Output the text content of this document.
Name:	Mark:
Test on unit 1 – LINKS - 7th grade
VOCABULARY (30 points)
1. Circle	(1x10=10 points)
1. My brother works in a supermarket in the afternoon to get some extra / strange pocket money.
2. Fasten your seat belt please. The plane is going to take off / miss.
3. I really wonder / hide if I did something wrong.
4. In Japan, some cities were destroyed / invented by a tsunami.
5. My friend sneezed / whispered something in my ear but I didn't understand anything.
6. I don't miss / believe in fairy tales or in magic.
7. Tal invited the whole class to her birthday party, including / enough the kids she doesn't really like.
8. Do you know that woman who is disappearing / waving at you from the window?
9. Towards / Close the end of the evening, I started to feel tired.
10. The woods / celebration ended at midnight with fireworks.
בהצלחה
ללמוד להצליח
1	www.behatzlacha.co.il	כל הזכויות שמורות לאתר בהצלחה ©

§

**Set problem:** Transcribe all of the lines in the records precisely.

**Output for this exercise:**
Output the text content of this document.
Name:	Mark:
Test on unit 1 – LINKS - 7th grade
VOCABULARY (30 points)
1. Circle	(1x10=10 points)
1. My brother works in a supermarket in the afternoon to get some extra / strange pocket money.
2. Fasten your seat belt please. The plane is going to take off / miss.
3. I really wonder / hide if I did something wrong.
4. In Japan, some cities were destroyed / invented by a tsunami.
5. My friend sneezed / whispered something in my ear but I didn't understand anything.
6. I don't miss / believe in fairy tales or in magic.
7. Tal invited the whole class to her birthday party, including / enough the kids she doesn't really like.
8. Do you know that woman who is disappearing / waving at you from the window?
9. Towards / Close the end of the evening, I started to feel tired.
10. The woods / celebration ended at midnight with fireworks.
בהצלחה
ללמוד להצליח
1	www.behatzlacha.co.il	כל הזכויות שמורות לאתר בהצלחה ©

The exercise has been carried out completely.